►
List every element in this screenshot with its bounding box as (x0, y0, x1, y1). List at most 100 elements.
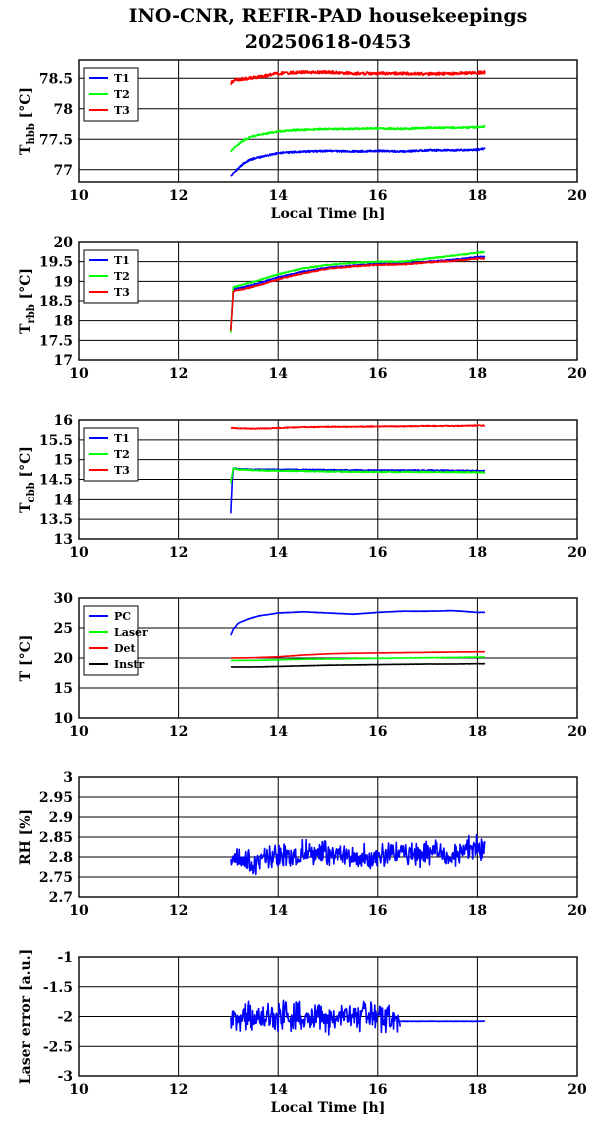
x-tick-label: 18 (468, 188, 487, 204)
y-axis-label-unit: [°C] (18, 268, 34, 304)
x-tick-label: 12 (169, 903, 188, 919)
y-tick-label: 18.5 (39, 294, 73, 310)
y-tick-label: 19 (54, 274, 73, 290)
plot-frame (78, 597, 578, 719)
x-tick-label: 20 (567, 724, 587, 740)
y-tick-label: 14.5 (39, 473, 73, 489)
y-tick-label: 15 (54, 681, 73, 697)
x-tick-label: 10 (69, 1082, 89, 1098)
x-tick-label: 14 (268, 724, 288, 740)
legend-label: T1 (114, 254, 130, 267)
chart-panel-2: 17 17.5 18 18.5 19 19.5 20 10 12 14 16 18 20 T1 T2 T3 Tr… (18, 235, 587, 382)
y-tick-label: 30 (54, 591, 74, 607)
series-line-t2 (230, 124, 486, 153)
x-axis-label: Local Time [h] (271, 1100, 386, 1116)
y-tick-label: 77.5 (39, 132, 73, 148)
y-tick-label: 2.95 (39, 790, 73, 806)
y-tick-label: 17 (54, 353, 73, 369)
legend-label: T3 (114, 464, 130, 477)
plot-frame (78, 59, 578, 183)
x-tick-label: 18 (468, 366, 487, 382)
y-axis-label-main: T (18, 323, 34, 334)
legend-label: T2 (114, 448, 130, 461)
y-tick-label: 13.5 (39, 512, 73, 528)
chart-panel-6: -3 -2.5 -2 -1.5 -1 10 12 14 16 18 20 Laser error [a… (18, 949, 587, 1116)
series-line-laser (230, 656, 486, 662)
y-axis-label-subscript: cbb (26, 482, 37, 502)
y-axis-label-main: T (18, 502, 34, 513)
y-axis-label: T [°C] (18, 635, 34, 682)
y-axis-label-main: T (18, 670, 34, 681)
x-tick-label: 12 (169, 1082, 188, 1098)
y-axis-label-main: RH [%] (18, 809, 34, 865)
series-line-t1 (230, 467, 486, 514)
legend-label: Instr (114, 658, 144, 671)
x-tick-label: 12 (169, 724, 188, 740)
y-tick-label: 2.85 (39, 830, 73, 846)
y-axis-label: RH [%] (18, 809, 34, 865)
series-line-pc (230, 609, 486, 636)
legend-label: T2 (114, 270, 130, 283)
y-tick-label: 77 (54, 163, 73, 179)
plot-frame (78, 956, 578, 1077)
x-tick-label: 18 (468, 724, 487, 740)
y-tick-label: -1.5 (43, 980, 73, 996)
y-tick-label: 2.7 (49, 890, 73, 906)
plot-frame (78, 241, 578, 361)
y-tick-label: 2.9 (49, 810, 73, 826)
chart-panel-5: 2.7 2.75 2.8 2.85 2.9 2.95 3 10 12 14 16 18 20 RH [%] (18, 770, 587, 919)
x-tick-label: 20 (567, 903, 587, 919)
y-tick-label: 18 (54, 314, 73, 330)
chart-panel-1: 77 77.5 78 78.5 10 12 14 16 18 20 T1 T2 T3 Thbb [°C] L… (18, 59, 587, 222)
legend: T1 T2 T3 (83, 249, 139, 304)
x-tick-label: 20 (567, 188, 587, 204)
y-tick-label: 16 (54, 413, 73, 429)
figure-title-line1: INO-CNR, REFIR-PAD housekeepings (129, 5, 528, 27)
series-line-data (399, 1020, 486, 1023)
series-line-data (230, 833, 486, 876)
plot-frame (78, 419, 578, 540)
legend-label: T2 (114, 88, 130, 101)
y-tick-label: 17.5 (39, 333, 73, 349)
plot-frame (78, 776, 578, 898)
y-tick-label: 10 (54, 711, 74, 727)
x-tick-label: 16 (368, 1082, 387, 1098)
x-tick-label: 14 (268, 366, 288, 382)
series-line-data (230, 999, 401, 1036)
series-line-t1 (230, 147, 486, 177)
legend-label: T1 (114, 72, 130, 85)
y-axis-label-subscript: hbb (26, 123, 37, 144)
x-tick-label: 16 (368, 724, 387, 740)
x-tick-label: 10 (69, 366, 89, 382)
figure-title-line2: 20250618-0453 (245, 31, 412, 53)
series-line-t3 (230, 69, 486, 85)
legend-label: T3 (114, 286, 130, 299)
x-tick-label: 14 (268, 188, 288, 204)
y-tick-label: -3 (57, 1069, 73, 1085)
legend: PC Laser Det Instr (83, 605, 148, 676)
series-line-t3 (230, 424, 486, 430)
y-tick-label: -1 (57, 950, 73, 966)
x-tick-label: 18 (468, 903, 487, 919)
y-axis-label: Laser error [a.u.] (18, 949, 34, 1084)
x-tick-label: 14 (268, 903, 288, 919)
y-tick-label: 25 (54, 621, 73, 637)
x-tick-label: 16 (368, 366, 387, 382)
y-tick-label: 15.5 (39, 433, 73, 449)
x-tick-label: 16 (368, 903, 387, 919)
y-tick-label: 13 (54, 532, 73, 548)
series-line-t3 (230, 257, 486, 331)
y-tick-label: 14 (54, 492, 74, 508)
legend-label: PC (114, 610, 131, 623)
y-tick-label: 78 (54, 102, 73, 118)
x-tick-label: 10 (69, 903, 89, 919)
series-line-det (230, 650, 486, 659)
x-tick-label: 20 (567, 366, 587, 382)
legend: T1 T2 T3 (83, 427, 139, 482)
y-axis-label-main: Laser error [a.u.] (18, 949, 34, 1084)
x-tick-label: 10 (69, 724, 89, 740)
x-tick-label: 12 (169, 366, 188, 382)
x-tick-label: 14 (268, 1082, 288, 1098)
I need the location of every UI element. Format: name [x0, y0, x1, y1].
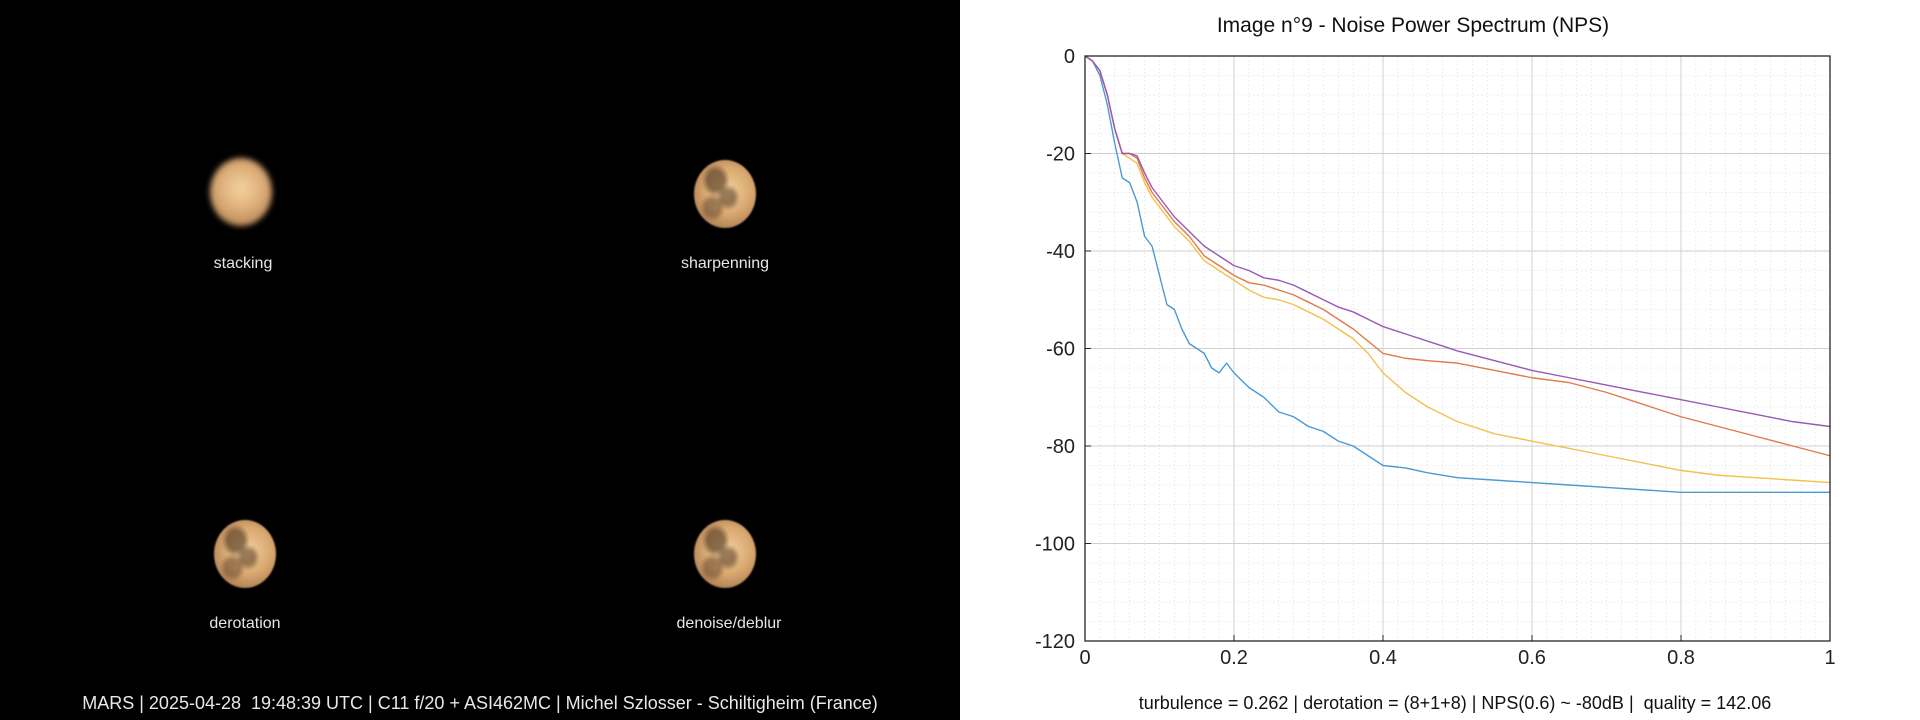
- planet-derotation-image: [214, 520, 276, 588]
- series-line-0: [1084, 55, 1830, 494]
- planet-label-derotation: derotation: [209, 615, 281, 632]
- y-tick-label: -120: [1035, 631, 1075, 653]
- y-tick-label: -60: [1046, 339, 1075, 361]
- y-tick-label: 0: [1064, 46, 1075, 68]
- chart-title: Image n°9 - Noise Power Spectrum (NPS): [1216, 14, 1610, 37]
- planet-label-stacking: stacking: [213, 255, 273, 272]
- x-tick-label: 0.8: [1667, 647, 1695, 669]
- y-tick-label: -100: [1035, 534, 1075, 556]
- x-tick-label: 0: [1079, 647, 1090, 669]
- x-tick-label: 0.2: [1220, 647, 1248, 669]
- y-tick-label: -80: [1046, 436, 1075, 458]
- observation-caption: MARS | 2025-04-28 19:48:39 UTC | C11 f/2…: [82, 693, 878, 713]
- image-panel: stacking sharpenning derotation denoise/…: [0, 0, 960, 720]
- series-line-3: [1084, 55, 1831, 428]
- planet-denoise-image: [694, 520, 756, 588]
- x-tick-label: 0.4: [1369, 647, 1397, 669]
- y-tick-label: -20: [1046, 144, 1075, 166]
- planet-label-denoise: denoise/deblur: [676, 615, 782, 632]
- ticks-layer: 0 0.2 0.4 0.6 0.8 1 0 -20 -40 -60 -80 -100 -120: [1035, 46, 1836, 669]
- planet-label-sharpenning: sharpenning: [680, 255, 770, 272]
- series-layer: [1084, 55, 1831, 494]
- y-tick-label: -40: [1046, 241, 1075, 263]
- series-line-2: [1084, 55, 1831, 457]
- quality-caption: turbulence = 0.262 | derotation = (8+1+8…: [1138, 693, 1772, 713]
- planet-sharpenning-image: [694, 160, 756, 228]
- series-line-1: [1084, 55, 1831, 484]
- planet-stacking-image: [210, 158, 272, 226]
- x-tick-label: 0.6: [1518, 647, 1546, 669]
- x-tick-label: 1: [1824, 647, 1835, 669]
- nps-chart: 0 0.2 0.4 0.6 0.8 1 0 -20 -40 -60 -80 -100 -120: [1035, 46, 1836, 669]
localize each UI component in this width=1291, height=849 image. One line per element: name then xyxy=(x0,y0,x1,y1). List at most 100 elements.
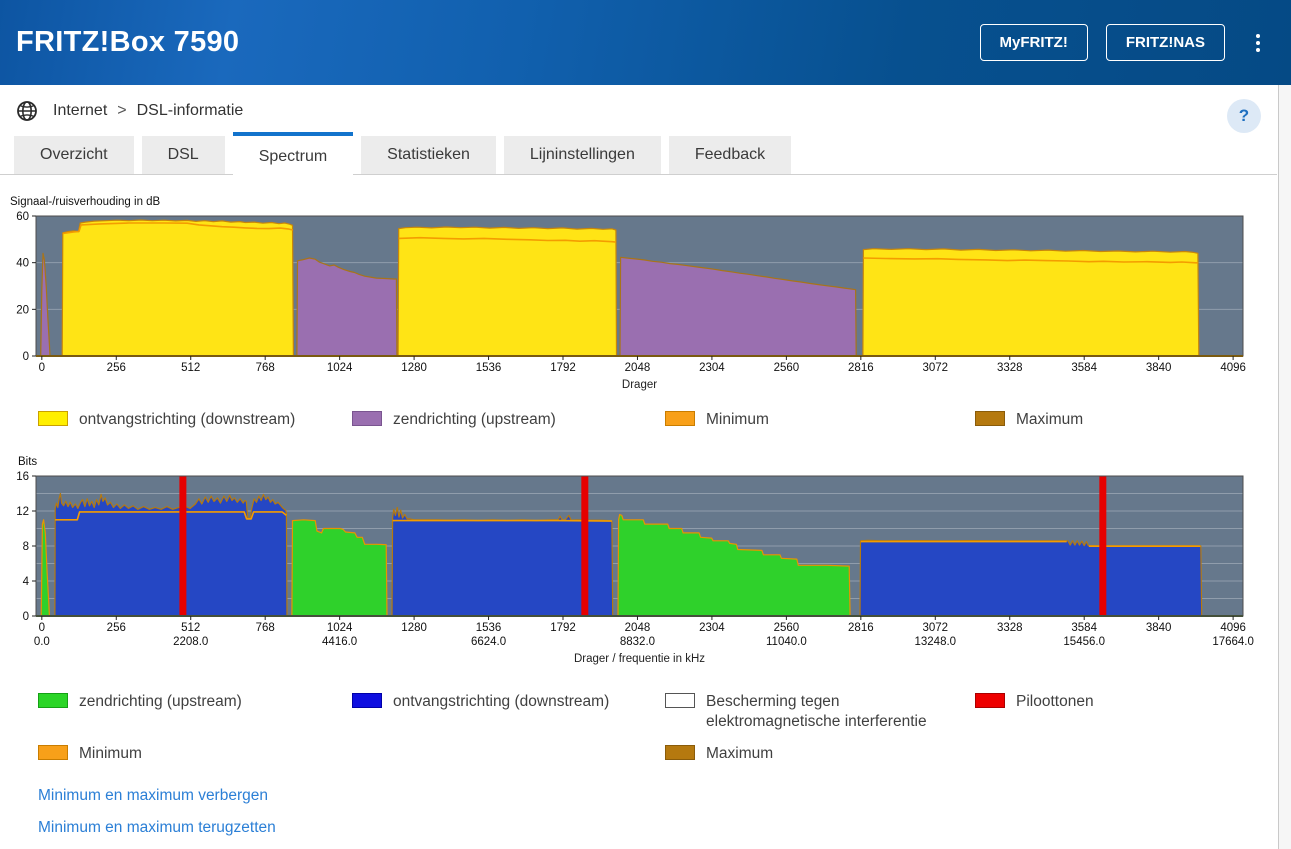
◄
Written request: Find every line in the entries above that contains the word "figure", matching its case exactly, and copy each of those lines.

Complete answer:
figure-title-line1: INO-CNR, REFIR-PAD housekeepings (129, 5, 528, 27)
figure-title-line2: 20250618-0453 (245, 31, 412, 53)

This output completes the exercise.